Output exactly, please, the lines of the records below from the one containing "Extract all readable text from this page." through the final line.

- - -

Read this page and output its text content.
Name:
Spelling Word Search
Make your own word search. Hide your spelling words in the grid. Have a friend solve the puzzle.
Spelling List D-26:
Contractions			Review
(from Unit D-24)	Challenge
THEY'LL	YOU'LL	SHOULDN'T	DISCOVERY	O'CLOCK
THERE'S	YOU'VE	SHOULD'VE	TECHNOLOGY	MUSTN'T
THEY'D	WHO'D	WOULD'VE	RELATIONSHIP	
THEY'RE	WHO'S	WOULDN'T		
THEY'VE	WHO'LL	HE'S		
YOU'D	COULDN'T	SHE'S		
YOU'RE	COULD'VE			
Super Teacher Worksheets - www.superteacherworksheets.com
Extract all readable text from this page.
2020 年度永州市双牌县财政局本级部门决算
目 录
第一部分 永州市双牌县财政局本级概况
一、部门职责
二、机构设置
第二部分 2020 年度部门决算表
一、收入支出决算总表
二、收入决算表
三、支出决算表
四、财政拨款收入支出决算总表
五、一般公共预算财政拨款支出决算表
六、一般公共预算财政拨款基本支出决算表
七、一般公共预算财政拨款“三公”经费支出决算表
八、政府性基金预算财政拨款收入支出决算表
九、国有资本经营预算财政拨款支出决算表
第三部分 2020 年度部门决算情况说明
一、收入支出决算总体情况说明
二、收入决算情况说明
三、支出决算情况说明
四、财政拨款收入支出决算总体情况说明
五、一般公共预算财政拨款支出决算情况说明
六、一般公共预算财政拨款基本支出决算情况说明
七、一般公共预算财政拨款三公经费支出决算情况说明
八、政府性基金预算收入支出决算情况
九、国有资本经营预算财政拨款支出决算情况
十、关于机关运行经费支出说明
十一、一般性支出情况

- - -

RESULT →
Extract all readable text from this page.
2020 年度永州市双牌县财政局本级部门决算
目 录
第一部分 永州市双牌县财政局本级概况
一、部门职责
二、机构设置
第二部分 2020 年度部门决算表
一、收入支出决算总表
二、收入决算表
三、支出决算表
四、财政拨款收入支出决算总表
五、一般公共预算财政拨款支出决算表
六、一般公共预算财政拨款基本支出决算表
七、一般公共预算财政拨款“三公”经费支出决算表
八、政府性基金预算财政拨款收入支出决算表
九、国有资本经营预算财政拨款支出决算表
第三部分 2020 年度部门决算情况说明
一、收入支出决算总体情况说明
二、收入决算情况说明
三、支出决算情况说明
四、财政拨款收入支出决算总体情况说明
五、一般公共预算财政拨款支出决算情况说明
六、一般公共预算财政拨款基本支出决算情况说明
七、一般公共预算财政拨款三公经费支出决算情况说明
八、政府性基金预算收入支出决算情况
九、国有资本经营预算财政拨款支出决算情况
十、关于机关运行经费支出说明
十一、一般性支出情况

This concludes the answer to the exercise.